[Raw data]
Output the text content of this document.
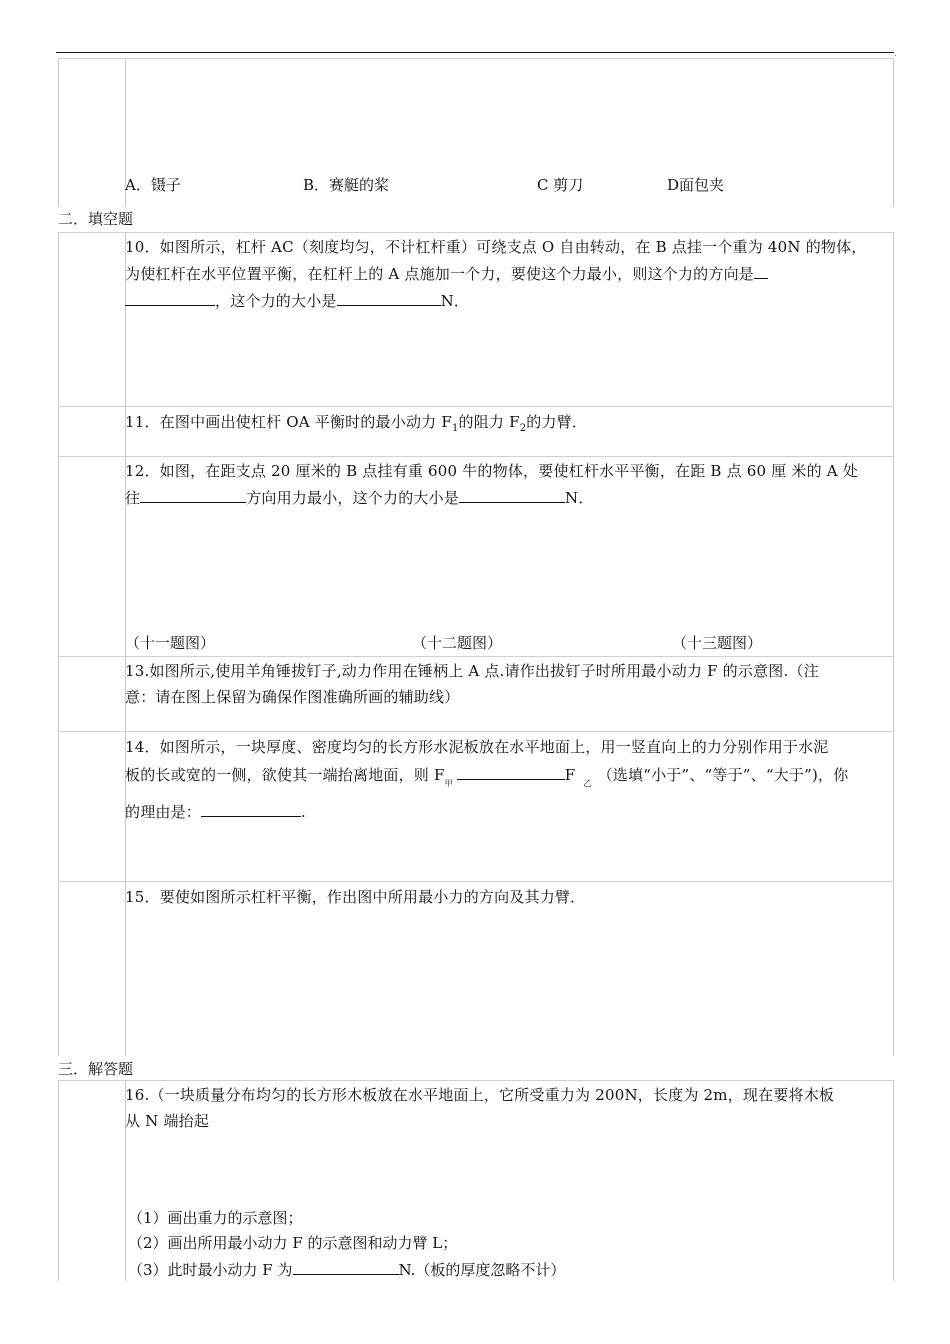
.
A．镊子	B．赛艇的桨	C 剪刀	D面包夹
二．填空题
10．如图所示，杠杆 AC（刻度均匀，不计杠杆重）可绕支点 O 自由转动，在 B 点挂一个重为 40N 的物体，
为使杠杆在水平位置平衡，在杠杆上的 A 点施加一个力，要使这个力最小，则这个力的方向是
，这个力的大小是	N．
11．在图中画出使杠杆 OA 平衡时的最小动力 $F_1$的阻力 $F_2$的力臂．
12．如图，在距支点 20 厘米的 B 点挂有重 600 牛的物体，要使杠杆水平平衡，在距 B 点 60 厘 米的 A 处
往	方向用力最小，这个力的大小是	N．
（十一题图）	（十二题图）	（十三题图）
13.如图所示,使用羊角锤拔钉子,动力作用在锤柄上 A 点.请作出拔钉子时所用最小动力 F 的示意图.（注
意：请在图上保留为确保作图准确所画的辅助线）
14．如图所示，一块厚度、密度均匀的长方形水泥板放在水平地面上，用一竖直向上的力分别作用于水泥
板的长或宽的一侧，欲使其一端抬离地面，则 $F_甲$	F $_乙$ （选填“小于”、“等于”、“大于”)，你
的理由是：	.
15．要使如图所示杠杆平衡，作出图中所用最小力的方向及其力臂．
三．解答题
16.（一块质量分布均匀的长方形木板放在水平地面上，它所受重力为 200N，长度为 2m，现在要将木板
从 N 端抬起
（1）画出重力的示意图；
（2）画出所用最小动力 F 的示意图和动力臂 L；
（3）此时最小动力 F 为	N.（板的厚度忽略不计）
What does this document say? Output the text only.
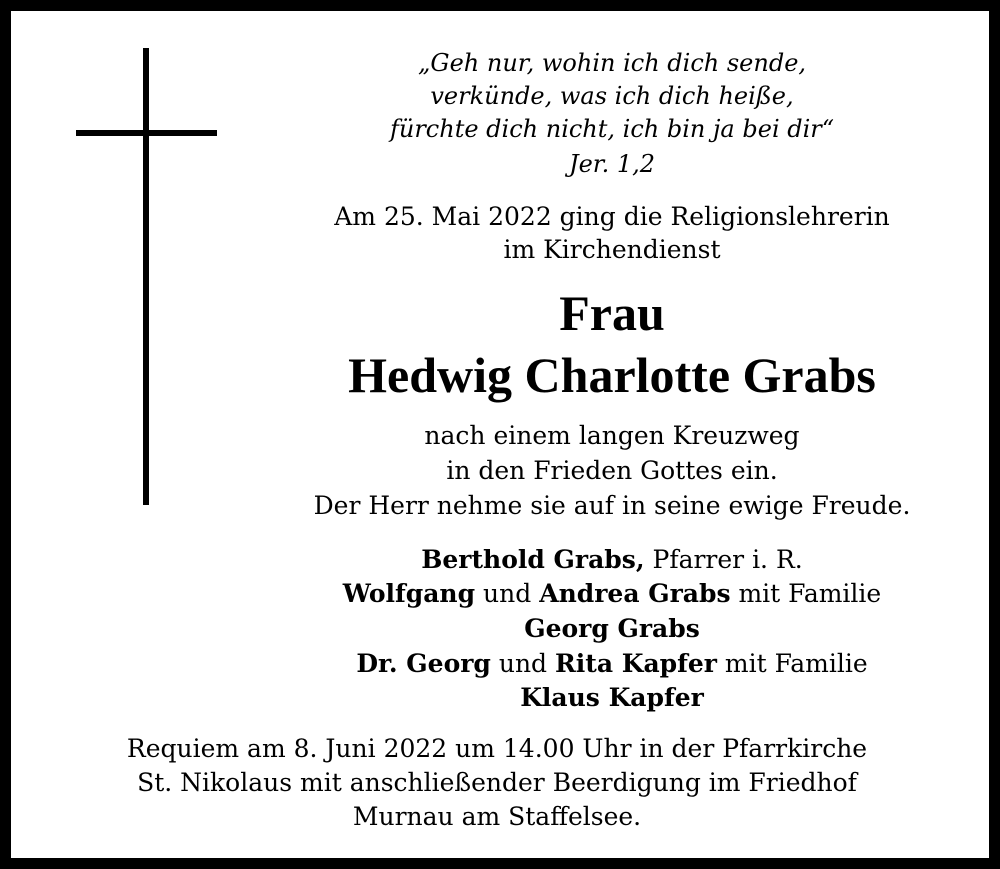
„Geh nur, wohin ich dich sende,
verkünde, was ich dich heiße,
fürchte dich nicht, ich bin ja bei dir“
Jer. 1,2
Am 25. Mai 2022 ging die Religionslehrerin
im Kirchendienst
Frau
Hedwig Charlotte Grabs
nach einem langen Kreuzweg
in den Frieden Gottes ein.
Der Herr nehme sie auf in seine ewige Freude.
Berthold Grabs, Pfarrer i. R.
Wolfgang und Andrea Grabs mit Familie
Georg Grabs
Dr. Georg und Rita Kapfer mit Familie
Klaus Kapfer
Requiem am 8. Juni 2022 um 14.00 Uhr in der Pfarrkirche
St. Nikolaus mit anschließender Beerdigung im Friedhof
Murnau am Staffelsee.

[Short problem]
Check all the records above and select each line where the string "Kapfer" is found.

[Answer to the exercise]
Dr. Georg und Rita Kapfer mit Familie
Klaus Kapfer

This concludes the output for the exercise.